**WHAT IS BEING ASKED**. The data below should be restated word for word, with every picture omitted.

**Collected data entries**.

##############################

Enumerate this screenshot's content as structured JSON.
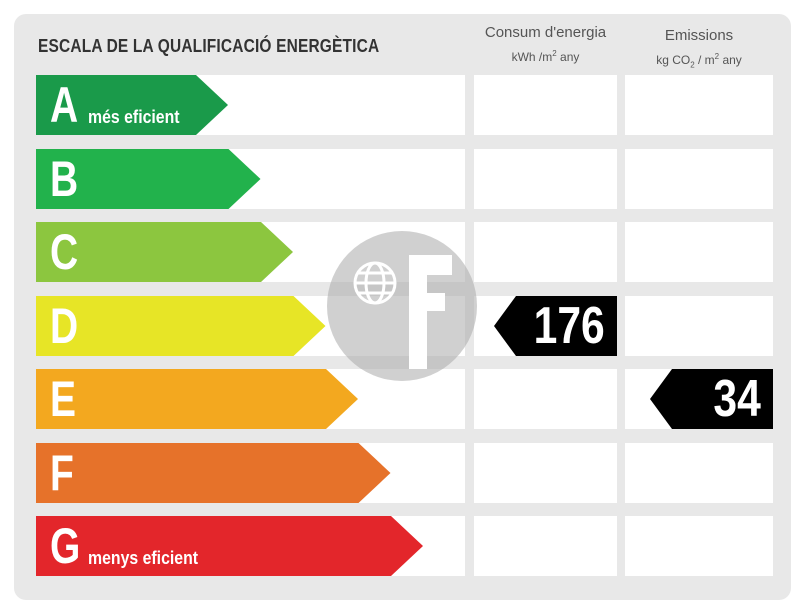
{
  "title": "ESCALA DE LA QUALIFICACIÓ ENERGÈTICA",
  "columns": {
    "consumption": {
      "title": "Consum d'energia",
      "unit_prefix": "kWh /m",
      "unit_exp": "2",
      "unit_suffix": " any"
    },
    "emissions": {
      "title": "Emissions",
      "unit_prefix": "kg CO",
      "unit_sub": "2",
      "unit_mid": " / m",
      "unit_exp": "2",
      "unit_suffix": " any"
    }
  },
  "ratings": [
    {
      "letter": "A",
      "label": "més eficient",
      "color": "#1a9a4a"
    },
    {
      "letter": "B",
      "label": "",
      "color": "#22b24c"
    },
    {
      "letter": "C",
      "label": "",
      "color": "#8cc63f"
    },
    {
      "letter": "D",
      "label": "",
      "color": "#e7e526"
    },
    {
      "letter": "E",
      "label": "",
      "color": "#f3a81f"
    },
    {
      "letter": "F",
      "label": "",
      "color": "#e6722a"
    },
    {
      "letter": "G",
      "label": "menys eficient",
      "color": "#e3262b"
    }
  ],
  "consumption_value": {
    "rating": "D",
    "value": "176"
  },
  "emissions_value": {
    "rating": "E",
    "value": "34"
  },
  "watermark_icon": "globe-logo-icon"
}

##############################

**OUTPUT OF THE EXERCISE**.
Enumerate this screenshot's content as structured JSON.
{
  "title": "ESCALA DE LA QUALIFICACIÓ ENERGÈTICA",
  "columns": {
    "consumption": {
      "title": "Consum d'energia",
      "unit_prefix": "kWh /m",
      "unit_exp": "2",
      "unit_suffix": " any"
    },
    "emissions": {
      "title": "Emissions",
      "unit_prefix": "kg CO",
      "unit_sub": "2",
      "unit_mid": " / m",
      "unit_exp": "2",
      "unit_suffix": " any"
    }
  },
  "ratings": [
    {
      "letter": "A",
      "label": "més eficient",
      "color": "#1a9a4a"
    },
    {
      "letter": "B",
      "label": "",
      "color": "#22b24c"
    },
    {
      "letter": "C",
      "label": "",
      "color": "#8cc63f"
    },
    {
      "letter": "D",
      "label": "",
      "color": "#e7e526"
    },
    {
      "letter": "E",
      "label": "",
      "color": "#f3a81f"
    },
    {
      "letter": "F",
      "label": "",
      "color": "#e6722a"
    },
    {
      "letter": "G",
      "label": "menys eficient",
      "color": "#e3262b"
    }
  ],
  "consumption_value": {
    "rating": "D",
    "value": "176"
  },
  "emissions_value": {
    "rating": "E",
    "value": "34"
  },
  "watermark_icon": "globe-logo-icon"
}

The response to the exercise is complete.